DATA ENTRIES:
----------

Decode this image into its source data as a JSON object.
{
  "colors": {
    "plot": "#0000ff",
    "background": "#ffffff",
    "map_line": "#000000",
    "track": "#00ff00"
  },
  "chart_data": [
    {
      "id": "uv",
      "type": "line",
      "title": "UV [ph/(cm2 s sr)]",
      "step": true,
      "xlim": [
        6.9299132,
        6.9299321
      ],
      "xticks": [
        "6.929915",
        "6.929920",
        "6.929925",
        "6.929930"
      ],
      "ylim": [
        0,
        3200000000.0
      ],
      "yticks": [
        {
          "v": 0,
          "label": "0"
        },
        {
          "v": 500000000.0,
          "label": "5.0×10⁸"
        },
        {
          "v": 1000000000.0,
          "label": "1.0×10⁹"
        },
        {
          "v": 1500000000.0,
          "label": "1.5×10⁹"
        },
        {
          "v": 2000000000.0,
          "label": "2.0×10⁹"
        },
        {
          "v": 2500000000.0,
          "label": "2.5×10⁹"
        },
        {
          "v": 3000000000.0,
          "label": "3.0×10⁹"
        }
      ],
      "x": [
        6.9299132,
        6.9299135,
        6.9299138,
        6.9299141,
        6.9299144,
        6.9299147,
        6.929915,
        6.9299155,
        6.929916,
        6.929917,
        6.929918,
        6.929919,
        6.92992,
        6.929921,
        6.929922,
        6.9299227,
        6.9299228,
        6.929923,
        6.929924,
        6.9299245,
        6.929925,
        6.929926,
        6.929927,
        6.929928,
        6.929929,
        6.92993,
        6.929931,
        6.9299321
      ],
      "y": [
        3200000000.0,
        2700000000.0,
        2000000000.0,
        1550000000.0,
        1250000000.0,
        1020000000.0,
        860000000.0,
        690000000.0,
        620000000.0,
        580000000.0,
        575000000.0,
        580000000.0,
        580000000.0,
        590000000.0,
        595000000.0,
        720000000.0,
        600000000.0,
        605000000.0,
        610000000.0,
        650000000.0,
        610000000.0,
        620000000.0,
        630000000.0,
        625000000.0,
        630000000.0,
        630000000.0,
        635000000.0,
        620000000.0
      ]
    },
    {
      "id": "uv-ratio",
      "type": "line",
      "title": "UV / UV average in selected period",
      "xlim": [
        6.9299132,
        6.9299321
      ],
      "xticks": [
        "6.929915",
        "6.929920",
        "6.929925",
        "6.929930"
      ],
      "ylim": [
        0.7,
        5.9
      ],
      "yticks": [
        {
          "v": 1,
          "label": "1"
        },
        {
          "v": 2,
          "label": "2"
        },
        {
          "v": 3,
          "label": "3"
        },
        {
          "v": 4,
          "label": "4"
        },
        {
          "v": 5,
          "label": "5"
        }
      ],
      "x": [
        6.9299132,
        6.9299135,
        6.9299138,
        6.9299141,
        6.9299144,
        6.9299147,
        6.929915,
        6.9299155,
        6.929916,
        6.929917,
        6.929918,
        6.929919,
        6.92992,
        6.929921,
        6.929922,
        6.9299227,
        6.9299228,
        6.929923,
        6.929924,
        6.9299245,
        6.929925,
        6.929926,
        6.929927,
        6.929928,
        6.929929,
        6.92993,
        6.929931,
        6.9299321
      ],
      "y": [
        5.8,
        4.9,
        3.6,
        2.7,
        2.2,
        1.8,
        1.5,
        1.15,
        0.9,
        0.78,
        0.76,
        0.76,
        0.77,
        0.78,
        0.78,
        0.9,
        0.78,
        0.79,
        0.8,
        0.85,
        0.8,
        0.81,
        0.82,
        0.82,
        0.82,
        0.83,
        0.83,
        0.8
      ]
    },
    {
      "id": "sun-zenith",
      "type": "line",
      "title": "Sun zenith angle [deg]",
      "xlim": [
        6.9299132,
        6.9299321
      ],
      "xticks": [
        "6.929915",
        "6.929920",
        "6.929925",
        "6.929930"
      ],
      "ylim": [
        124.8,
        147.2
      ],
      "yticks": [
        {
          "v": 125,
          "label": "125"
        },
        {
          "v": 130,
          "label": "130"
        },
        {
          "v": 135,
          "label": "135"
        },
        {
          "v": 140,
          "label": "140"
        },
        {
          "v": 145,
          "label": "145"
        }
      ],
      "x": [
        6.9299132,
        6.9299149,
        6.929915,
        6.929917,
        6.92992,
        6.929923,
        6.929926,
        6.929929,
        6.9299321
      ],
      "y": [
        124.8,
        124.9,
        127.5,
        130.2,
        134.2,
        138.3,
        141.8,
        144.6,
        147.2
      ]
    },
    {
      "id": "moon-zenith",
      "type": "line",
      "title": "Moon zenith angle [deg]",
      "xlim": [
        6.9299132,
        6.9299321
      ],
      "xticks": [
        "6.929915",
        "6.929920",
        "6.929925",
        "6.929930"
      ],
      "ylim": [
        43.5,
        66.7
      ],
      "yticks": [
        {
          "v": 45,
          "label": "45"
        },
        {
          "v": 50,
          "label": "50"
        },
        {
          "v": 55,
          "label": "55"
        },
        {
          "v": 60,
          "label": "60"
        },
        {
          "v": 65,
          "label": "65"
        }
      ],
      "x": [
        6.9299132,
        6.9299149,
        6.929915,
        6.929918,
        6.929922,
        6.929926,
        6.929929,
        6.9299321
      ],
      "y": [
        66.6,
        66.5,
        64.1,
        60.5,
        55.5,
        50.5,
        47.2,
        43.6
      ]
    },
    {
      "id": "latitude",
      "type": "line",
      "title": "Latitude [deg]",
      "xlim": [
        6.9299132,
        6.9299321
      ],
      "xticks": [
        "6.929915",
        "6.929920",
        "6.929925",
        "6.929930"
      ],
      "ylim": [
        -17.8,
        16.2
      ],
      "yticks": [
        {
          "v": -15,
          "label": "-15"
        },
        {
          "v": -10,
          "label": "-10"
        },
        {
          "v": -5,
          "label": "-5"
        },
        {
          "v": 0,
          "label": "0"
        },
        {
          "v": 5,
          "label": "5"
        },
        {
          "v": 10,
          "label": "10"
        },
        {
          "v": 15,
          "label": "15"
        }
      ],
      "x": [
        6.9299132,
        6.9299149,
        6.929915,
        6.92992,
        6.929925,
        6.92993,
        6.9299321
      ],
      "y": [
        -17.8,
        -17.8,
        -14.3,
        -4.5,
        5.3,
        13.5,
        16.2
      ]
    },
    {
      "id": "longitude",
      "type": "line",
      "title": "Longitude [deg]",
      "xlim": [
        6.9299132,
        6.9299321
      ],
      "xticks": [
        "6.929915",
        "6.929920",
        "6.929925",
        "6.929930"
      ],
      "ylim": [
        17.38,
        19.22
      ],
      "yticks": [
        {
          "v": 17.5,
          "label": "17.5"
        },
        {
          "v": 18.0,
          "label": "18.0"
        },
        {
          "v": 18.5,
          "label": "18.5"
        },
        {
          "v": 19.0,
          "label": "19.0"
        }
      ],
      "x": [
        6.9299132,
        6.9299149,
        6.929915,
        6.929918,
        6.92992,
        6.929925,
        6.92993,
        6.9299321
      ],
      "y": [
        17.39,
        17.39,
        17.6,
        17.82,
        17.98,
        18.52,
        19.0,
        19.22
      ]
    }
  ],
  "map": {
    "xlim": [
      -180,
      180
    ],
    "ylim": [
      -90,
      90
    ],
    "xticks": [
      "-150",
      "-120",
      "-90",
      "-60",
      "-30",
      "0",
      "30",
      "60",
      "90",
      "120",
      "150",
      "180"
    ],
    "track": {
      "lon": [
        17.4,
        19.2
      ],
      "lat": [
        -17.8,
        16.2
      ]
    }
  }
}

----------

WHAT TO DO: Search the records for the word "title" and copy every line where it occurs.

FULL OUTPUT:
      "title": "UV [ph/(cm2 s sr)]",
      "title": "UV / UV average in selected period",
      "title": "Sun zenith angle [deg]",
      "title": "Moon zenith angle [deg]",
      "title": "Latitude [deg]",
      "title": "Longitude [deg]",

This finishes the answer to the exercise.